Entries shown |
(begin)

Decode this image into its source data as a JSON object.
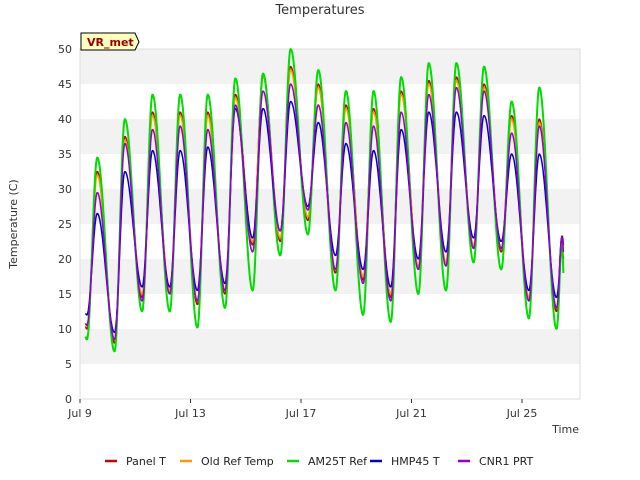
{
  "chart_data": {
    "type": "line",
    "title": "Temperatures",
    "xlabel": "Time",
    "ylabel": "Temperature (C)",
    "badge": "VR_met",
    "xlim": [
      0,
      18.1
    ],
    "ylim": [
      0,
      50
    ],
    "yticks": [
      0,
      5,
      10,
      15,
      20,
      25,
      30,
      35,
      40,
      45,
      50
    ],
    "xticks": [
      {
        "label": "Jul 9",
        "day": 0
      },
      {
        "label": "Jul 13",
        "day": 4
      },
      {
        "label": "Jul 17",
        "day": 8
      },
      {
        "label": "Jul 21",
        "day": 12
      },
      {
        "label": "Jul 25",
        "day": 16
      }
    ],
    "grid": "horizontal bands",
    "legend_position": "bottom",
    "x_start_date": "Jul 9",
    "days": [
      "Jul 9",
      "Jul 10",
      "Jul 11",
      "Jul 12",
      "Jul 13",
      "Jul 14",
      "Jul 15",
      "Jul 16",
      "Jul 17",
      "Jul 18",
      "Jul 19",
      "Jul 20",
      "Jul 21",
      "Jul 22",
      "Jul 23",
      "Jul 24",
      "Jul 25",
      "Jul 26"
    ],
    "series": [
      {
        "name": "Panel T",
        "color": "#cc0000",
        "daily_min": [
          10.0,
          8.0,
          14.5,
          15.0,
          13.5,
          15.0,
          22.0,
          22.5,
          25.5,
          18.0,
          17.0,
          14.5,
          18.5,
          19.0,
          21.5,
          21.0,
          14.0,
          12.5
        ],
        "daily_max": [
          32.5,
          37.5,
          41.0,
          41.0,
          41.0,
          43.5,
          46.5,
          47.5,
          45.0,
          42.0,
          41.5,
          44.0,
          45.5,
          46.0,
          45.0,
          40.5,
          40.0,
          42.0
        ],
        "end": 20.0
      },
      {
        "name": "Old Ref Temp",
        "color": "#ff9900",
        "daily_min": [
          10.5,
          8.5,
          15.0,
          15.5,
          14.0,
          15.5,
          22.5,
          23.0,
          26.0,
          18.5,
          17.5,
          15.0,
          19.0,
          19.5,
          22.0,
          21.5,
          14.5,
          13.0
        ],
        "daily_max": [
          32.0,
          37.0,
          40.5,
          40.5,
          40.5,
          43.0,
          46.0,
          47.0,
          44.5,
          41.5,
          41.0,
          43.5,
          45.0,
          45.5,
          44.5,
          40.0,
          39.5,
          41.5
        ],
        "end": 20.5
      },
      {
        "name": "AM25T Ref",
        "color": "#00dd00",
        "daily_min": [
          8.5,
          6.8,
          12.5,
          12.5,
          10.2,
          13.0,
          15.5,
          20.5,
          23.5,
          15.5,
          12.0,
          11.0,
          15.0,
          15.5,
          19.5,
          18.5,
          11.5,
          10.0
        ],
        "daily_max": [
          34.5,
          40.0,
          43.5,
          43.5,
          43.5,
          45.8,
          46.5,
          50.0,
          47.0,
          44.0,
          44.0,
          46.0,
          48.0,
          48.0,
          47.5,
          42.5,
          44.5,
          44.5
        ],
        "end": 18.0
      },
      {
        "name": "HMP45 T",
        "color": "#0000cc",
        "daily_min": [
          12.0,
          9.5,
          16.0,
          16.0,
          15.5,
          16.5,
          23.0,
          24.0,
          27.5,
          20.5,
          18.5,
          16.0,
          20.0,
          21.0,
          23.0,
          22.5,
          15.5,
          14.5
        ],
        "daily_max": [
          26.5,
          32.5,
          35.5,
          35.5,
          36.0,
          41.5,
          41.5,
          42.5,
          39.5,
          36.5,
          35.5,
          38.5,
          41.0,
          41.0,
          40.5,
          35.0,
          35.0,
          35.0
        ],
        "end": 22.0
      },
      {
        "name": "CNR1 PRT",
        "color": "#9900cc",
        "daily_min": [
          10.5,
          8.5,
          14.0,
          15.0,
          14.0,
          15.5,
          21.0,
          24.0,
          27.0,
          18.5,
          16.5,
          14.0,
          18.5,
          19.0,
          21.5,
          21.5,
          14.0,
          13.0
        ],
        "daily_max": [
          29.5,
          36.5,
          38.5,
          39.0,
          38.5,
          42.0,
          44.0,
          45.0,
          42.0,
          39.5,
          39.0,
          41.0,
          43.5,
          44.5,
          44.0,
          38.0,
          39.0,
          39.0
        ],
        "end": 21.0
      }
    ]
  }
}
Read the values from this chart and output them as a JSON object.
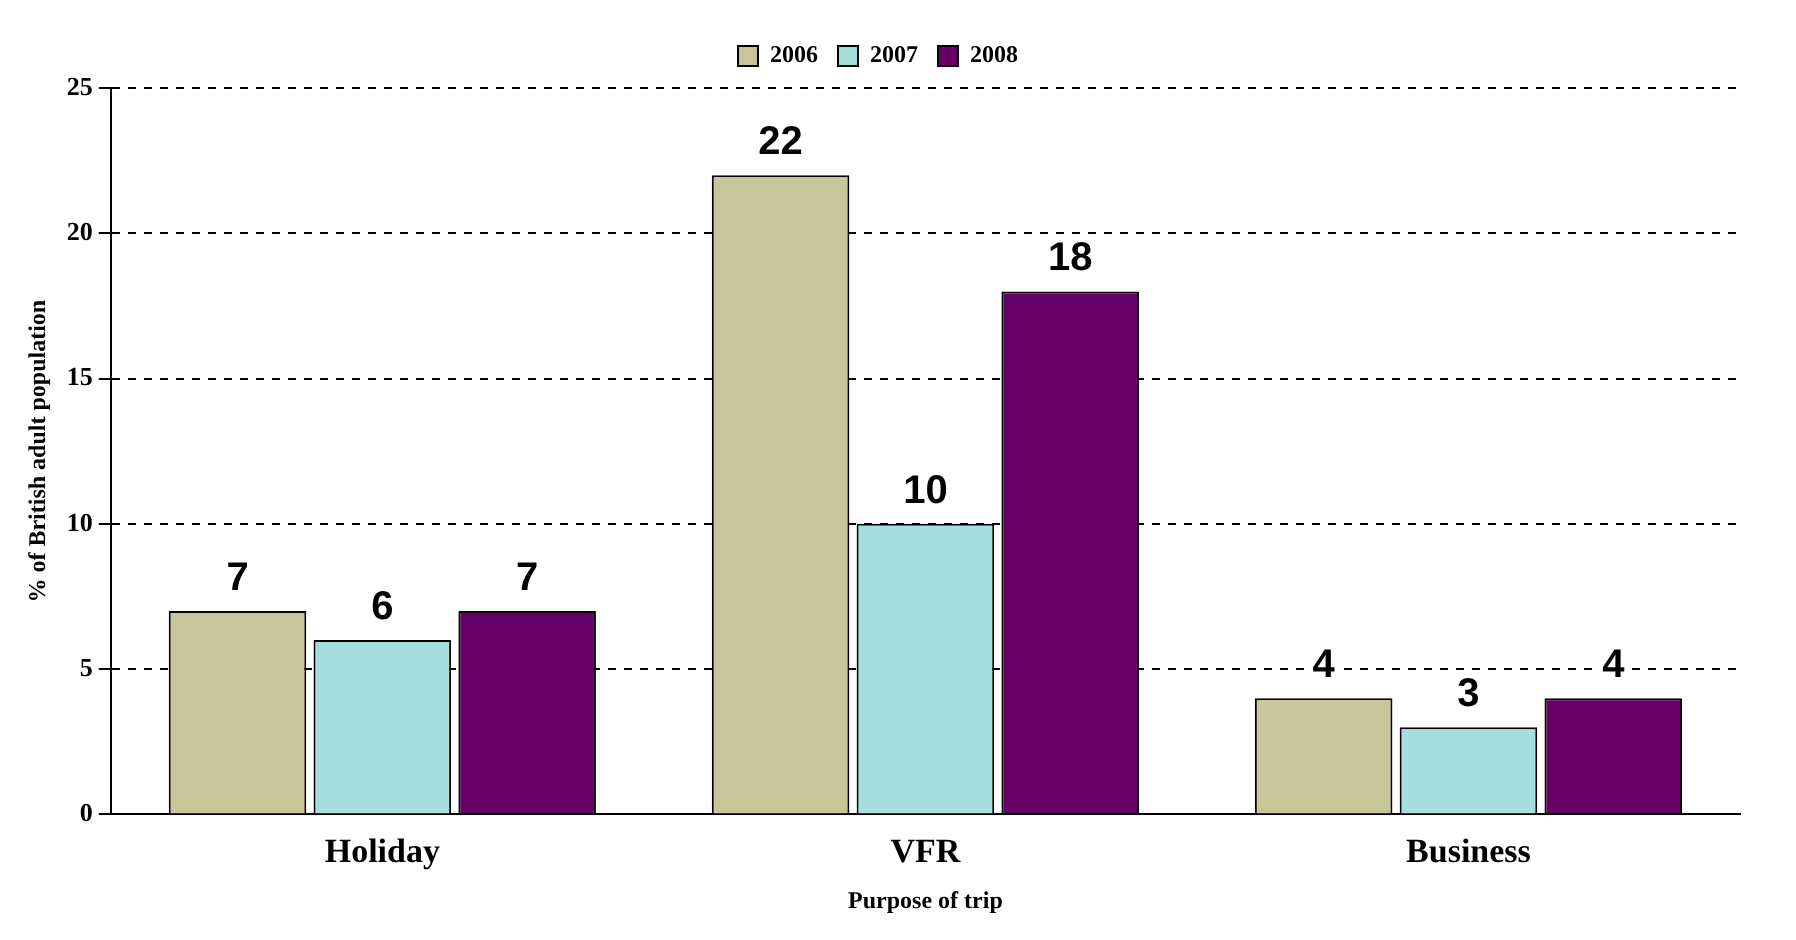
{
  "chart_data": {
    "type": "bar",
    "xlabel": "Purpose of trip",
    "ylabel": "% of British adult population",
    "categories": [
      "Holiday",
      "VFR",
      "Business"
    ],
    "series": [
      {
        "name": "2006",
        "color": "#c9c59a",
        "values": [
          7,
          22,
          4
        ]
      },
      {
        "name": "2007",
        "color": "#a6dede",
        "values": [
          6,
          10,
          3
        ]
      },
      {
        "name": "2008",
        "color": "#660066",
        "values": [
          7,
          18,
          4
        ]
      }
    ],
    "ylim": [
      0,
      25
    ],
    "yticks": [
      0,
      5,
      10,
      15,
      20,
      25
    ],
    "grid": "y",
    "legend": "top",
    "data_labels": true
  }
}
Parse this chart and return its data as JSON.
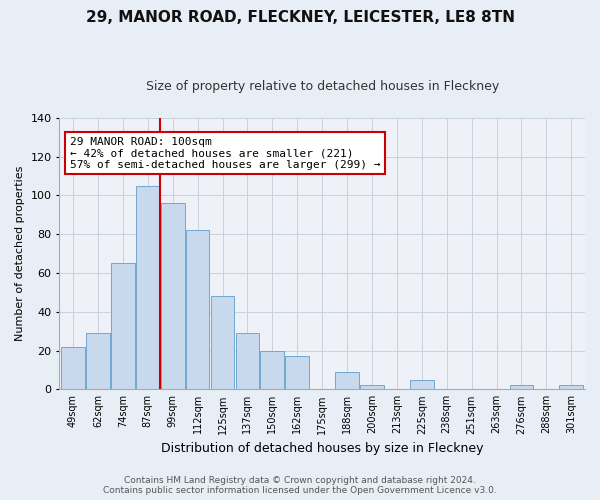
{
  "title": "29, MANOR ROAD, FLECKNEY, LEICESTER, LE8 8TN",
  "subtitle": "Size of property relative to detached houses in Fleckney",
  "xlabel": "Distribution of detached houses by size in Fleckney",
  "ylabel": "Number of detached properties",
  "categories": [
    "49sqm",
    "62sqm",
    "74sqm",
    "87sqm",
    "99sqm",
    "112sqm",
    "125sqm",
    "137sqm",
    "150sqm",
    "162sqm",
    "175sqm",
    "188sqm",
    "200sqm",
    "213sqm",
    "225sqm",
    "238sqm",
    "251sqm",
    "263sqm",
    "276sqm",
    "288sqm",
    "301sqm"
  ],
  "values": [
    22,
    29,
    65,
    105,
    96,
    82,
    48,
    29,
    20,
    17,
    0,
    9,
    2,
    0,
    5,
    0,
    0,
    0,
    2,
    0,
    2
  ],
  "bar_color": "#c8d9ed",
  "bar_edge_color": "#6fa8d0",
  "highlight_edge_color": "#cc0000",
  "ylim": [
    0,
    140
  ],
  "yticks": [
    0,
    20,
    40,
    60,
    80,
    100,
    120,
    140
  ],
  "annotation_box_text": "29 MANOR ROAD: 100sqm\n← 42% of detached houses are smaller (221)\n57% of semi-detached houses are larger (299) →",
  "annotation_box_edge_color": "#cc0000",
  "annotation_box_facecolor": "#ffffff",
  "footer_line1": "Contains HM Land Registry data © Crown copyright and database right 2024.",
  "footer_line2": "Contains public sector information licensed under the Open Government Licence v3.0.",
  "background_color": "#e8eef5",
  "plot_bg_color": "#eef2f8",
  "grid_color": "#c8d0dc",
  "vline_x_index": 4,
  "title_fontsize": 11,
  "subtitle_fontsize": 9
}
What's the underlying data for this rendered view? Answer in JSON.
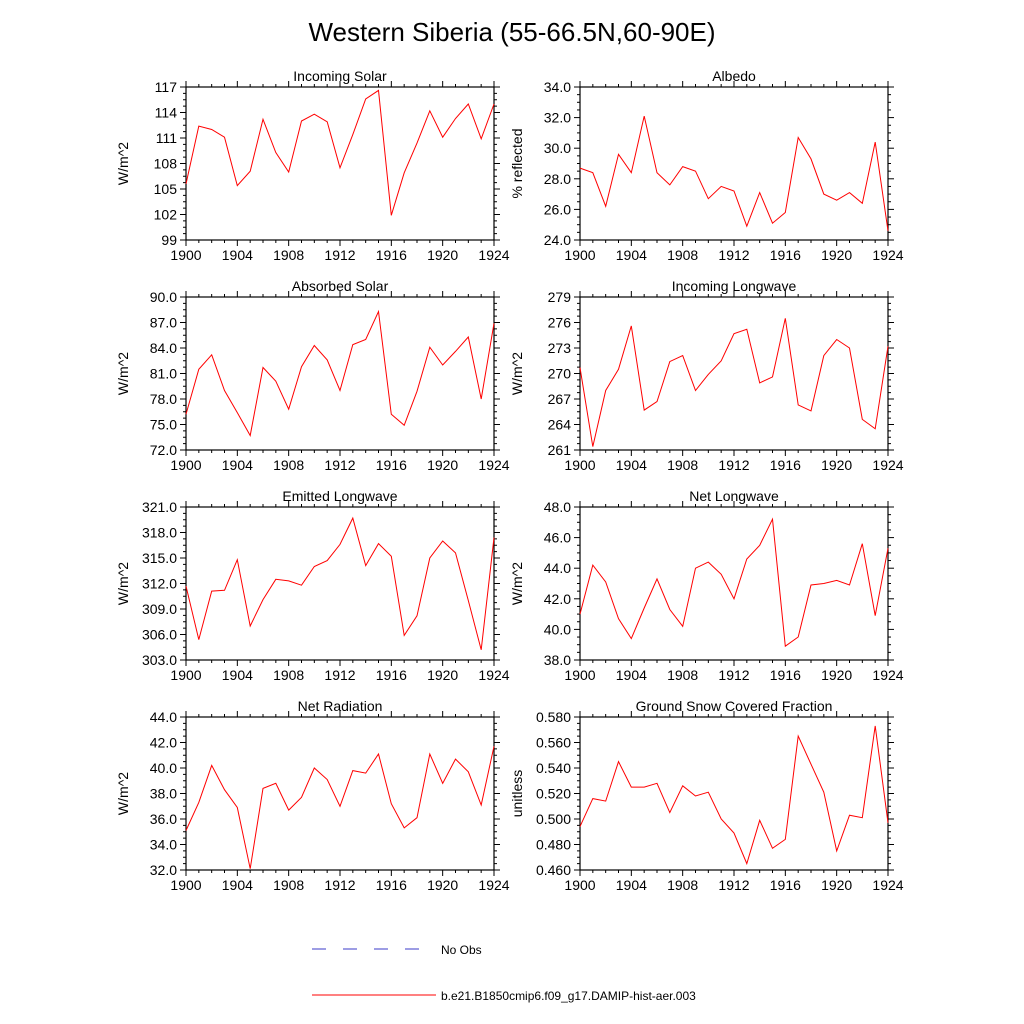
{
  "figure": {
    "title": "Western Siberia (55-66.5N,60-90E)"
  },
  "legend": {
    "entries": [
      {
        "label": "No Obs",
        "color": "#3b3bc8",
        "dash": "dashed"
      },
      {
        "label": "b.e21.B1850cmip6.f09_g17.DAMIP-hist-aer.003",
        "color": "#ff0000",
        "dash": "solid"
      }
    ]
  },
  "chart_data": [
    {
      "type": "line",
      "title": "Incoming Solar",
      "ylabel": "W/m^2",
      "x": [
        1900,
        1901,
        1902,
        1903,
        1904,
        1905,
        1906,
        1907,
        1908,
        1909,
        1910,
        1911,
        1912,
        1913,
        1914,
        1915,
        1916,
        1917,
        1918,
        1919,
        1920,
        1921,
        1922,
        1923,
        1924
      ],
      "xlim": [
        1900,
        1924
      ],
      "xticks": [
        "1900",
        "1904",
        "1908",
        "1912",
        "1916",
        "1920",
        "1924"
      ],
      "ylim": [
        99,
        117
      ],
      "yticks": [
        "99",
        "102",
        "105",
        "108",
        "111",
        "114",
        "117"
      ],
      "series": [
        {
          "values": [
            105.6,
            112.4,
            112.0,
            111.1,
            105.4,
            107.1,
            113.2,
            109.3,
            107.0,
            113.0,
            113.8,
            112.9,
            107.5,
            111.4,
            115.6,
            116.6,
            101.9,
            106.9,
            110.4,
            114.2,
            111.1,
            113.3,
            115.0,
            110.9,
            115.0
          ]
        }
      ]
    },
    {
      "type": "line",
      "title": "Albedo",
      "ylabel": "% reflected",
      "x": [
        1900,
        1901,
        1902,
        1903,
        1904,
        1905,
        1906,
        1907,
        1908,
        1909,
        1910,
        1911,
        1912,
        1913,
        1914,
        1915,
        1916,
        1917,
        1918,
        1919,
        1920,
        1921,
        1922,
        1923,
        1924
      ],
      "xlim": [
        1900,
        1924
      ],
      "xticks": [
        "1900",
        "1904",
        "1908",
        "1912",
        "1916",
        "1920",
        "1924"
      ],
      "ylim": [
        24,
        34
      ],
      "yticks": [
        "24.0",
        "26.0",
        "28.0",
        "30.0",
        "32.0",
        "34.0"
      ],
      "series": [
        {
          "values": [
            28.7,
            28.4,
            26.2,
            29.6,
            28.4,
            32.1,
            28.4,
            27.6,
            28.8,
            28.5,
            26.7,
            27.5,
            27.2,
            24.9,
            27.1,
            25.1,
            25.8,
            30.7,
            29.3,
            27.0,
            26.6,
            27.1,
            26.4,
            30.4,
            24.6
          ]
        }
      ]
    },
    {
      "type": "line",
      "title": "Absorbed Solar",
      "ylabel": "W/m^2",
      "x": [
        1900,
        1901,
        1902,
        1903,
        1904,
        1905,
        1906,
        1907,
        1908,
        1909,
        1910,
        1911,
        1912,
        1913,
        1914,
        1915,
        1916,
        1917,
        1918,
        1919,
        1920,
        1921,
        1922,
        1923,
        1924
      ],
      "xlim": [
        1900,
        1924
      ],
      "xticks": [
        "1900",
        "1904",
        "1908",
        "1912",
        "1916",
        "1920",
        "1924"
      ],
      "ylim": [
        72,
        90
      ],
      "yticks": [
        "72.0",
        "75.0",
        "78.0",
        "81.0",
        "84.0",
        "87.0",
        "90.0"
      ],
      "series": [
        {
          "values": [
            76.2,
            81.5,
            83.2,
            79.0,
            76.4,
            73.7,
            81.7,
            80.1,
            76.8,
            81.8,
            84.3,
            82.6,
            79.0,
            84.4,
            85.0,
            88.3,
            76.2,
            74.9,
            78.9,
            84.1,
            82.0,
            83.6,
            85.3,
            78.0,
            86.9
          ]
        }
      ]
    },
    {
      "type": "line",
      "title": "Incoming Longwave",
      "ylabel": "W/m^2",
      "x": [
        1900,
        1901,
        1902,
        1903,
        1904,
        1905,
        1906,
        1907,
        1908,
        1909,
        1910,
        1911,
        1912,
        1913,
        1914,
        1915,
        1916,
        1917,
        1918,
        1919,
        1920,
        1921,
        1922,
        1923,
        1924
      ],
      "xlim": [
        1900,
        1924
      ],
      "xticks": [
        "1900",
        "1904",
        "1908",
        "1912",
        "1916",
        "1920",
        "1924"
      ],
      "ylim": [
        261,
        279
      ],
      "yticks": [
        "261",
        "264",
        "267",
        "270",
        "273",
        "276",
        "279"
      ],
      "series": [
        {
          "values": [
            270.7,
            261.4,
            268.0,
            270.5,
            275.6,
            265.7,
            266.7,
            271.4,
            272.1,
            268.0,
            269.9,
            271.5,
            274.7,
            275.2,
            268.9,
            269.6,
            276.5,
            266.3,
            265.6,
            272.1,
            274.0,
            273.0,
            264.6,
            263.5,
            273.2
          ]
        }
      ]
    },
    {
      "type": "line",
      "title": "Emitted Longwave",
      "ylabel": "W/m^2",
      "x": [
        1900,
        1901,
        1902,
        1903,
        1904,
        1905,
        1906,
        1907,
        1908,
        1909,
        1910,
        1911,
        1912,
        1913,
        1914,
        1915,
        1916,
        1917,
        1918,
        1919,
        1920,
        1921,
        1922,
        1923,
        1924
      ],
      "xlim": [
        1900,
        1924
      ],
      "xticks": [
        "1900",
        "1904",
        "1908",
        "1912",
        "1916",
        "1920",
        "1924"
      ],
      "ylim": [
        303,
        321
      ],
      "yticks": [
        "303.0",
        "306.0",
        "309.0",
        "312.0",
        "315.0",
        "318.0",
        "321.0"
      ],
      "series": [
        {
          "values": [
            311.7,
            305.4,
            311.1,
            311.2,
            314.8,
            307.0,
            310.1,
            312.5,
            312.3,
            311.8,
            314.0,
            314.7,
            316.6,
            319.7,
            314.1,
            316.7,
            315.2,
            305.9,
            308.2,
            315.0,
            317.0,
            315.6,
            310.0,
            304.2,
            317.4
          ]
        }
      ]
    },
    {
      "type": "line",
      "title": "Net Longwave",
      "ylabel": "W/m^2",
      "x": [
        1900,
        1901,
        1902,
        1903,
        1904,
        1905,
        1906,
        1907,
        1908,
        1909,
        1910,
        1911,
        1912,
        1913,
        1914,
        1915,
        1916,
        1917,
        1918,
        1919,
        1920,
        1921,
        1922,
        1923,
        1924
      ],
      "xlim": [
        1900,
        1924
      ],
      "xticks": [
        "1900",
        "1904",
        "1908",
        "1912",
        "1916",
        "1920",
        "1924"
      ],
      "ylim": [
        38,
        48
      ],
      "yticks": [
        "38.0",
        "40.0",
        "42.0",
        "44.0",
        "46.0",
        "48.0"
      ],
      "series": [
        {
          "values": [
            41.0,
            44.2,
            43.1,
            40.7,
            39.4,
            41.4,
            43.3,
            41.3,
            40.2,
            44.0,
            44.4,
            43.6,
            42.0,
            44.6,
            45.5,
            47.2,
            38.9,
            39.5,
            42.9,
            43.0,
            43.2,
            42.9,
            45.6,
            40.9,
            45.3
          ]
        }
      ]
    },
    {
      "type": "line",
      "title": "Net Radiation",
      "ylabel": "W/m^2",
      "x": [
        1900,
        1901,
        1902,
        1903,
        1904,
        1905,
        1906,
        1907,
        1908,
        1909,
        1910,
        1911,
        1912,
        1913,
        1914,
        1915,
        1916,
        1917,
        1918,
        1919,
        1920,
        1921,
        1922,
        1923,
        1924
      ],
      "xlim": [
        1900,
        1924
      ],
      "xticks": [
        "1900",
        "1904",
        "1908",
        "1912",
        "1916",
        "1920",
        "1924"
      ],
      "ylim": [
        32,
        44
      ],
      "yticks": [
        "32.0",
        "34.0",
        "36.0",
        "38.0",
        "40.0",
        "42.0",
        "44.0"
      ],
      "series": [
        {
          "values": [
            35.1,
            37.3,
            40.2,
            38.3,
            36.9,
            32.1,
            38.4,
            38.8,
            36.7,
            37.7,
            40.0,
            39.1,
            37.0,
            39.8,
            39.6,
            41.1,
            37.2,
            35.3,
            36.1,
            41.1,
            38.8,
            40.7,
            39.7,
            37.1,
            41.7
          ]
        }
      ]
    },
    {
      "type": "line",
      "title": "Ground Snow Covered Fraction",
      "ylabel": "unitless",
      "x": [
        1900,
        1901,
        1902,
        1903,
        1904,
        1905,
        1906,
        1907,
        1908,
        1909,
        1910,
        1911,
        1912,
        1913,
        1914,
        1915,
        1916,
        1917,
        1918,
        1919,
        1920,
        1921,
        1922,
        1923,
        1924
      ],
      "xlim": [
        1900,
        1924
      ],
      "xticks": [
        "1900",
        "1904",
        "1908",
        "1912",
        "1916",
        "1920",
        "1924"
      ],
      "ylim": [
        0.46,
        0.58
      ],
      "yticks": [
        "0.460",
        "0.480",
        "0.500",
        "0.520",
        "0.540",
        "0.560",
        "0.580"
      ],
      "series": [
        {
          "values": [
            0.494,
            0.516,
            0.514,
            0.545,
            0.525,
            0.525,
            0.528,
            0.505,
            0.526,
            0.518,
            0.521,
            0.5,
            0.489,
            0.465,
            0.499,
            0.477,
            0.484,
            0.565,
            0.543,
            0.521,
            0.475,
            0.503,
            0.501,
            0.573,
            0.497
          ]
        }
      ]
    }
  ]
}
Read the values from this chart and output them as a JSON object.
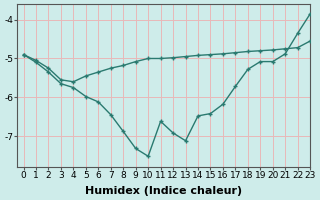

(end)

Prompt |
For the data above, state only how many lines include the word "Longwave".

Reply to the task |
3